▶ _Dataset entries_:
[START]

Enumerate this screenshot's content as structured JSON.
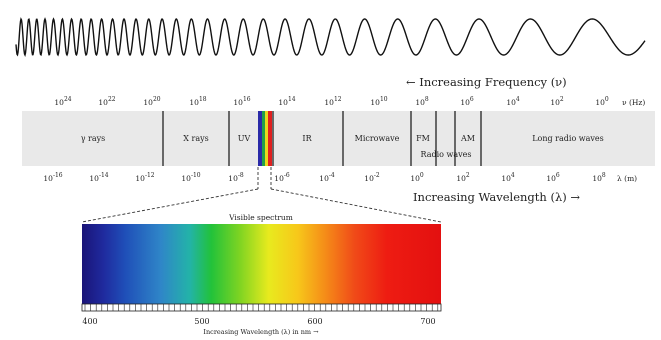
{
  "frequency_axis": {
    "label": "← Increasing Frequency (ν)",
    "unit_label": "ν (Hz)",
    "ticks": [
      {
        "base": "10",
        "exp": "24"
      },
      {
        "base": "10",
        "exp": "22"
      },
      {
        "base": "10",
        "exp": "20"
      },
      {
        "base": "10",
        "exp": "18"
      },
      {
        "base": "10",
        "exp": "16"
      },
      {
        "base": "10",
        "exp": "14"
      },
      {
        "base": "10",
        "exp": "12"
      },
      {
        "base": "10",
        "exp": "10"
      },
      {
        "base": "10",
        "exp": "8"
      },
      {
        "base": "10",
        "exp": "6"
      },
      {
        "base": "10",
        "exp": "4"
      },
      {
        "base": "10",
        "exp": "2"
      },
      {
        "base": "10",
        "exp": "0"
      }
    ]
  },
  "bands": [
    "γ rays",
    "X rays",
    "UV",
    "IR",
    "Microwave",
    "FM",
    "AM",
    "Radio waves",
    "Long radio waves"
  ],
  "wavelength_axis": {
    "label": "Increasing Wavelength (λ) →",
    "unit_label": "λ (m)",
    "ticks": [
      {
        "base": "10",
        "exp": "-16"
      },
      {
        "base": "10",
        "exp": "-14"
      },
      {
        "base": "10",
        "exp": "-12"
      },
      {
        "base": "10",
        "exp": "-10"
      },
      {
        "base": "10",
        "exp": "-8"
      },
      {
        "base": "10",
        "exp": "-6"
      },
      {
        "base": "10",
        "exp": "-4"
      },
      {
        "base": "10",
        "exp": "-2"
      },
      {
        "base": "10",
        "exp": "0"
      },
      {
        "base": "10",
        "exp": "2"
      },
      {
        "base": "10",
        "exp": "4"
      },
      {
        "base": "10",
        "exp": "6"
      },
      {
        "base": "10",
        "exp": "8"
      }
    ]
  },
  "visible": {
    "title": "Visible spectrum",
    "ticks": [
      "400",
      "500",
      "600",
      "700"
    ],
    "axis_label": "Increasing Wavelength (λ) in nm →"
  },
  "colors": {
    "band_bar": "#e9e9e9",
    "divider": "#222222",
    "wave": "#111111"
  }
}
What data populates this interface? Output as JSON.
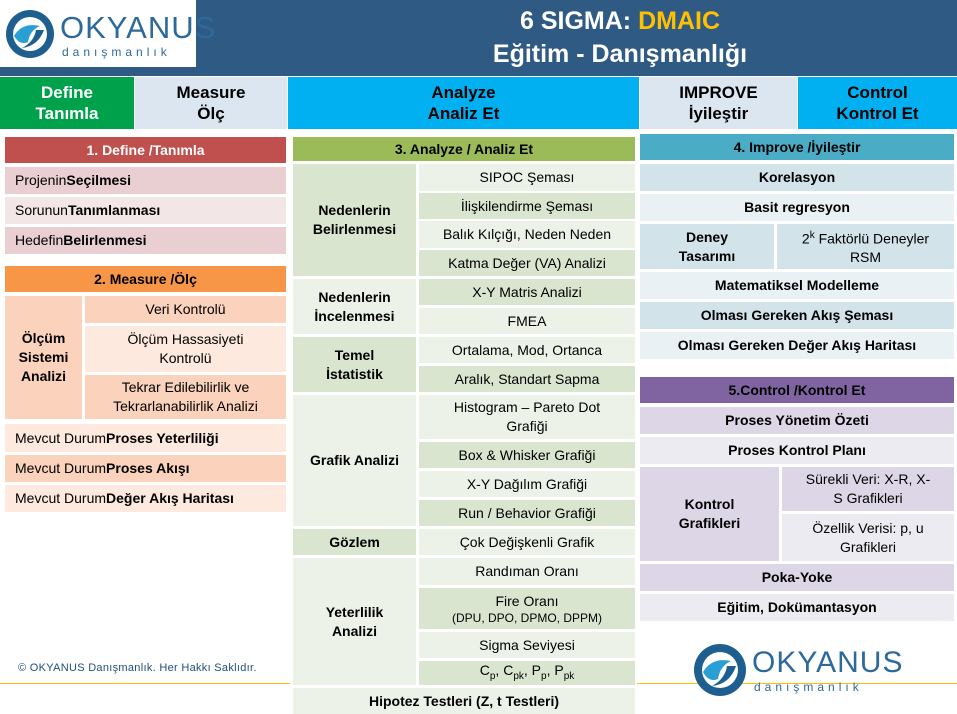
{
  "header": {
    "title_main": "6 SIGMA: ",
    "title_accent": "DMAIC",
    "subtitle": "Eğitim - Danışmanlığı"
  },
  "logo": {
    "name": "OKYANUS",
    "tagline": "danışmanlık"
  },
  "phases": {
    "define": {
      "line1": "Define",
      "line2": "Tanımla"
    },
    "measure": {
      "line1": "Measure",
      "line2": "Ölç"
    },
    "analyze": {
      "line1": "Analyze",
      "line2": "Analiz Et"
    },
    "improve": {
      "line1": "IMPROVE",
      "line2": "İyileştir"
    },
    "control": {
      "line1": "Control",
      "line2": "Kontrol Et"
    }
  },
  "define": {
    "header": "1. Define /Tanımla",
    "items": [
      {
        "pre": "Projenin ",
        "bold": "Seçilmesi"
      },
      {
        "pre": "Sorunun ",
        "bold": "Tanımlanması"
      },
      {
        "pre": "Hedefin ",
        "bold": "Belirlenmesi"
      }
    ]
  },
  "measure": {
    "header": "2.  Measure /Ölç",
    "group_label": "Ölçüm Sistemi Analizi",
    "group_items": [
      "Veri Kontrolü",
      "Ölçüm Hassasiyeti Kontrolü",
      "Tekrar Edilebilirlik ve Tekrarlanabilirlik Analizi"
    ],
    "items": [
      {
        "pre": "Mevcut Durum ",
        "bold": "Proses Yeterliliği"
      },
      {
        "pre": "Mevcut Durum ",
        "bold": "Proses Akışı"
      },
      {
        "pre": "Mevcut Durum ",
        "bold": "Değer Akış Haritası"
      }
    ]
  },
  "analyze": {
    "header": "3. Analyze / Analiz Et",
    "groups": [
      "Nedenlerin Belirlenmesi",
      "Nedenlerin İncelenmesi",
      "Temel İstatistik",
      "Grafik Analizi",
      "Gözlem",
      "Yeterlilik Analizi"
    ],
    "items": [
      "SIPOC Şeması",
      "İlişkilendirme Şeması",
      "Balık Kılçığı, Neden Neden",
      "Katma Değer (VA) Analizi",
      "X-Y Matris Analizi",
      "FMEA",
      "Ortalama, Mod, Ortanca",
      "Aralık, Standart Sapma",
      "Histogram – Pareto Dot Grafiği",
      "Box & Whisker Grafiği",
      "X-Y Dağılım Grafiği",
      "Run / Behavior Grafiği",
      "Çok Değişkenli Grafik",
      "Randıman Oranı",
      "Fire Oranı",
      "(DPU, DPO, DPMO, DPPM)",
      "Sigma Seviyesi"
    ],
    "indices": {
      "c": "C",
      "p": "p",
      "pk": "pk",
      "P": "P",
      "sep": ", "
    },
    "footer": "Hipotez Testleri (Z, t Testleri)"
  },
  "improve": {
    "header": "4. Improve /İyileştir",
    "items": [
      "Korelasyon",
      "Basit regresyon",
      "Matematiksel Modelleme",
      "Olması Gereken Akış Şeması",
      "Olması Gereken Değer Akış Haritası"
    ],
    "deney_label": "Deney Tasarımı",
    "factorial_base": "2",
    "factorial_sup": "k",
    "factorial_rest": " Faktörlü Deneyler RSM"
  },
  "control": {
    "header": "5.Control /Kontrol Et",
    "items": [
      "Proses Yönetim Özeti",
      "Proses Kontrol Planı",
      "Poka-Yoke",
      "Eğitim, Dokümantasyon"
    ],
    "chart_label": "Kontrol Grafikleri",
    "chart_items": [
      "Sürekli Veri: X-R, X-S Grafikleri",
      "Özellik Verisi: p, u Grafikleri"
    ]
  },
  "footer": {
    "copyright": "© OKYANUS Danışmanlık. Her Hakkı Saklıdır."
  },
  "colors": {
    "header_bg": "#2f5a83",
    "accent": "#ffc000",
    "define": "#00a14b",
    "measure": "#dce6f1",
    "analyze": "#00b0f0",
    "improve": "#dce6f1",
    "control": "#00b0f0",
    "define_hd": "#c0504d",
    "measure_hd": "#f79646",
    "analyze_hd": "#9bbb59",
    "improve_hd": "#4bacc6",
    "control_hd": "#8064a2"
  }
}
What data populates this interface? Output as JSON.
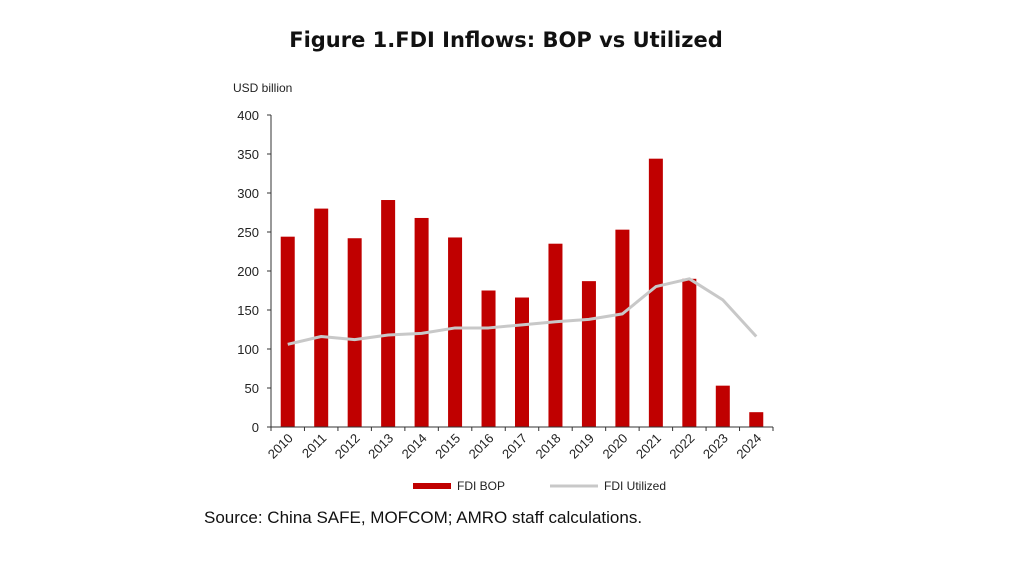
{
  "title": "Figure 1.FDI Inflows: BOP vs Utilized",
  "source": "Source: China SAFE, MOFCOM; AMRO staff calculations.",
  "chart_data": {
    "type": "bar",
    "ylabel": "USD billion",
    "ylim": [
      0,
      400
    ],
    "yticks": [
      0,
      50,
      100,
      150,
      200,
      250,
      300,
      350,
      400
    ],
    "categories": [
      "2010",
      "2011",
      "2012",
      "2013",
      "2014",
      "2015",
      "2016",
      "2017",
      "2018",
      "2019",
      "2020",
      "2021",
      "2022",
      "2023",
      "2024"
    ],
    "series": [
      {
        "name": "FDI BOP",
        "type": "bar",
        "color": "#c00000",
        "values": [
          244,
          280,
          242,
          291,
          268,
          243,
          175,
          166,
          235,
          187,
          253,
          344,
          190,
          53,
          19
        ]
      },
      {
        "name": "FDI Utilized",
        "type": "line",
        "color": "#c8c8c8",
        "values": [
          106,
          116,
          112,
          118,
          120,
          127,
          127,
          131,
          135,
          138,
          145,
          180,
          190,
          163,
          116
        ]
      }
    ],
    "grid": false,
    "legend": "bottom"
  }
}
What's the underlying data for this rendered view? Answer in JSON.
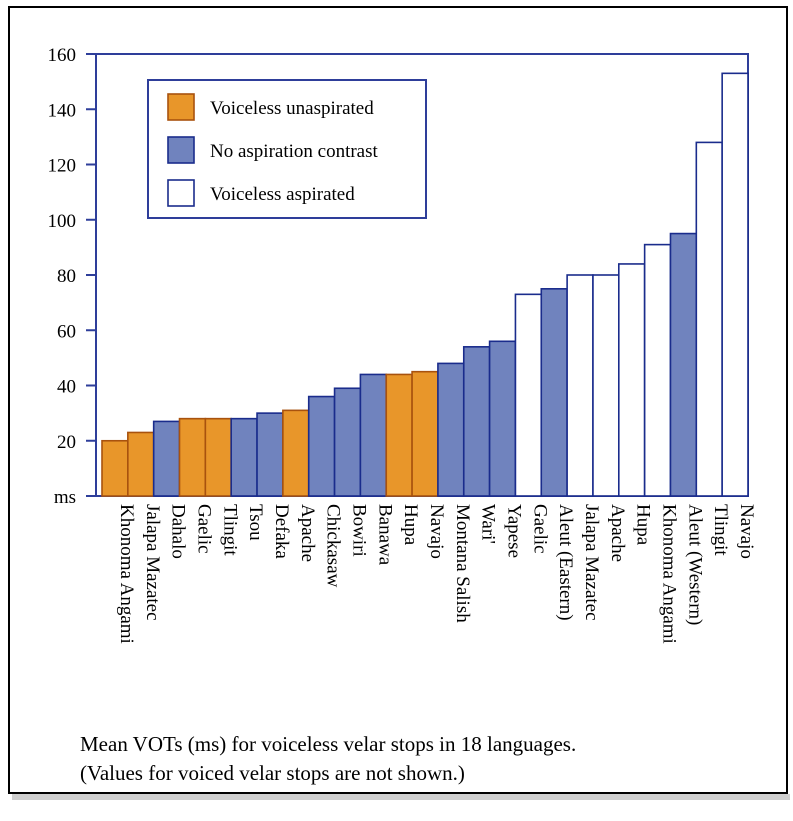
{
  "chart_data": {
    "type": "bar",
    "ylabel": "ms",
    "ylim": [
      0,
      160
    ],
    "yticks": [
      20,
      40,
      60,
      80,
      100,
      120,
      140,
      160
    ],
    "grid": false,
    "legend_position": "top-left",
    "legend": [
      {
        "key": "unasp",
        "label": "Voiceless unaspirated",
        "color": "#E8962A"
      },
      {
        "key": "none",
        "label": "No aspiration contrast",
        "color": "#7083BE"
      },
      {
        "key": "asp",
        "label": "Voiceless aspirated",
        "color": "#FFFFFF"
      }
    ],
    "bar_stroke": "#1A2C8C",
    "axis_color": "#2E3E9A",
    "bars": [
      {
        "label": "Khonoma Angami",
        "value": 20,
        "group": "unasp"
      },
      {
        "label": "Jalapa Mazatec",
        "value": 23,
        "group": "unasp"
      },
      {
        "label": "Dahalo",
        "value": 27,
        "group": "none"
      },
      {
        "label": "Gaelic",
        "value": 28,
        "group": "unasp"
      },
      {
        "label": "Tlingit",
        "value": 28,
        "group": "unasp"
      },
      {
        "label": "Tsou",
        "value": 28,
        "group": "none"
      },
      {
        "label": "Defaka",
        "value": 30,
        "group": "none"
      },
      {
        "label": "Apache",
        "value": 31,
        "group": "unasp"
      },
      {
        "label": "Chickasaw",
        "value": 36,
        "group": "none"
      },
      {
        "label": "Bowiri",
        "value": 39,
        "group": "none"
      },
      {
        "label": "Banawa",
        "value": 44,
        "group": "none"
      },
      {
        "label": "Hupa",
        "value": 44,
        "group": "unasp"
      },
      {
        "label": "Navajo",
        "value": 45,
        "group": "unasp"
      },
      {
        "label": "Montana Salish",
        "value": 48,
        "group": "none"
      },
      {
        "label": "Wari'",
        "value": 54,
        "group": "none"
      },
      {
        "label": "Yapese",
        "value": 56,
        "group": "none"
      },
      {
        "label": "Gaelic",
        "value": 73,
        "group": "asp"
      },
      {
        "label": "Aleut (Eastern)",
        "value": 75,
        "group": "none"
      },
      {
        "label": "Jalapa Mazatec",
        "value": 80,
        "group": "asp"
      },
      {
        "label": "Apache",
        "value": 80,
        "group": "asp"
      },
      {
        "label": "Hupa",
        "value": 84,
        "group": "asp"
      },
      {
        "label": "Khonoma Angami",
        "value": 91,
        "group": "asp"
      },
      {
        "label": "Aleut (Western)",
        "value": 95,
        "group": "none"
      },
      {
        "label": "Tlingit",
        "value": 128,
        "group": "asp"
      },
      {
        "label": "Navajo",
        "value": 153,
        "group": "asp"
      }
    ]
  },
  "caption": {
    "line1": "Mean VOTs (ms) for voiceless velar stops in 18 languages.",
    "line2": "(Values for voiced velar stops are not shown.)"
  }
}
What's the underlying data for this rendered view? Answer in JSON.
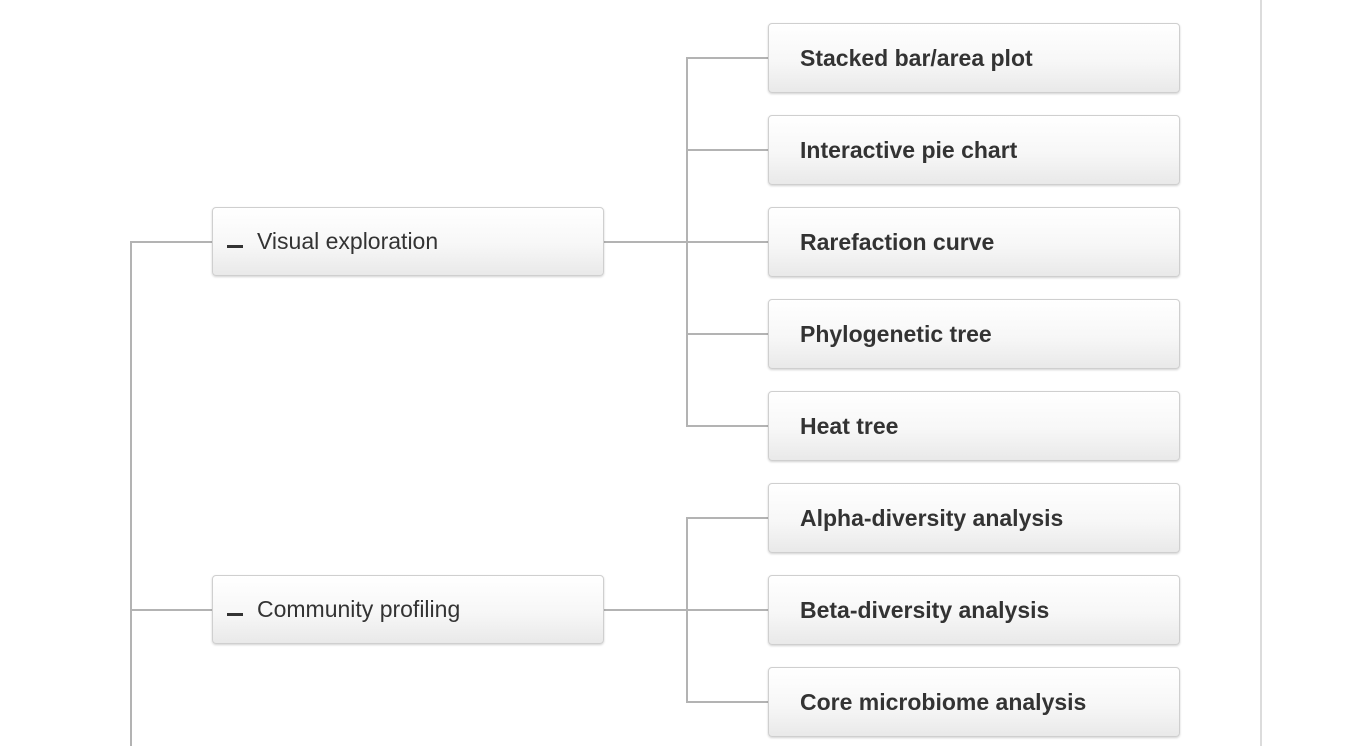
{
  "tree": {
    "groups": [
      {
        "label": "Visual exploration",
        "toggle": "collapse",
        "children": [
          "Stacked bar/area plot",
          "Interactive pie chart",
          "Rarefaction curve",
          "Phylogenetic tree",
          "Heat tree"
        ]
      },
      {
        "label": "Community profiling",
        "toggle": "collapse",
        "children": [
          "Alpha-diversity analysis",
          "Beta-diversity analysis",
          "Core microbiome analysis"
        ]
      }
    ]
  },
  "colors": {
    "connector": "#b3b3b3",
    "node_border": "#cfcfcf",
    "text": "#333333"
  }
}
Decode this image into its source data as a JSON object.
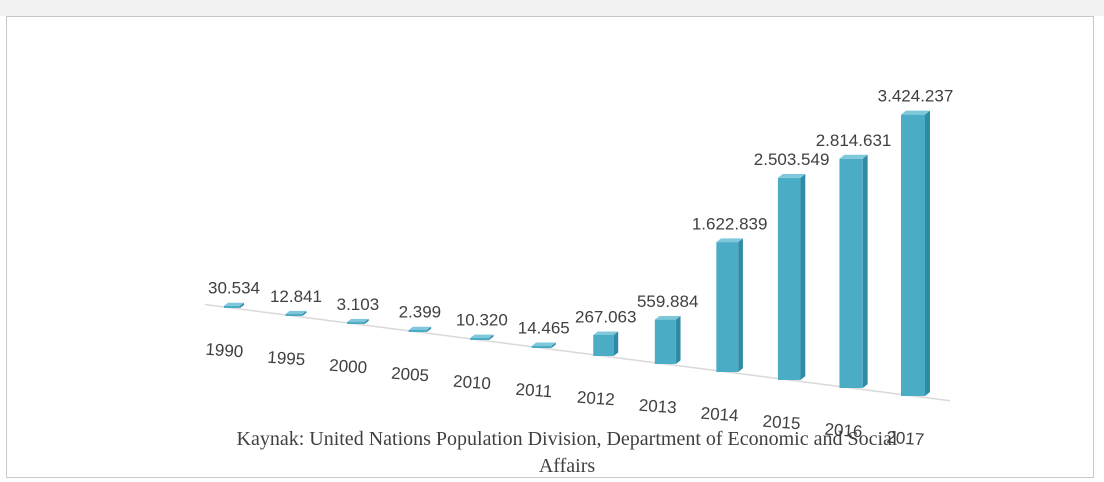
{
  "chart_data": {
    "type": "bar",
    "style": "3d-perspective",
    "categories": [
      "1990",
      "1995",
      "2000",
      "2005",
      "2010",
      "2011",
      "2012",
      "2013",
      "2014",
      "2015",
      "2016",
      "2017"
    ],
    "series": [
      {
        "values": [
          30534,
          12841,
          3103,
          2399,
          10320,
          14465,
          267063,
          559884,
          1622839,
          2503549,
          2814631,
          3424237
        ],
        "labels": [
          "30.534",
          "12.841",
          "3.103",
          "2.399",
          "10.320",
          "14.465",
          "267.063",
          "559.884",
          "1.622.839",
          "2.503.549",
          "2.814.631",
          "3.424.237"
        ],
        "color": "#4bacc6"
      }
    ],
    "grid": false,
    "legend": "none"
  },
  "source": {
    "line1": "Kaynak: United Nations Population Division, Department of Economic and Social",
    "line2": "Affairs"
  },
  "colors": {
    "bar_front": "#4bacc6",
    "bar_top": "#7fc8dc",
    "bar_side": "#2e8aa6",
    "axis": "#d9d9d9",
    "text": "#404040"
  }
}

[END]

▶ _Problem_:
Show every line in the entries where the string "İyileştir" occurs.

▶ _Output_:
      "line2": "İyileştir"
    "header": "4. Improve /İyileştir",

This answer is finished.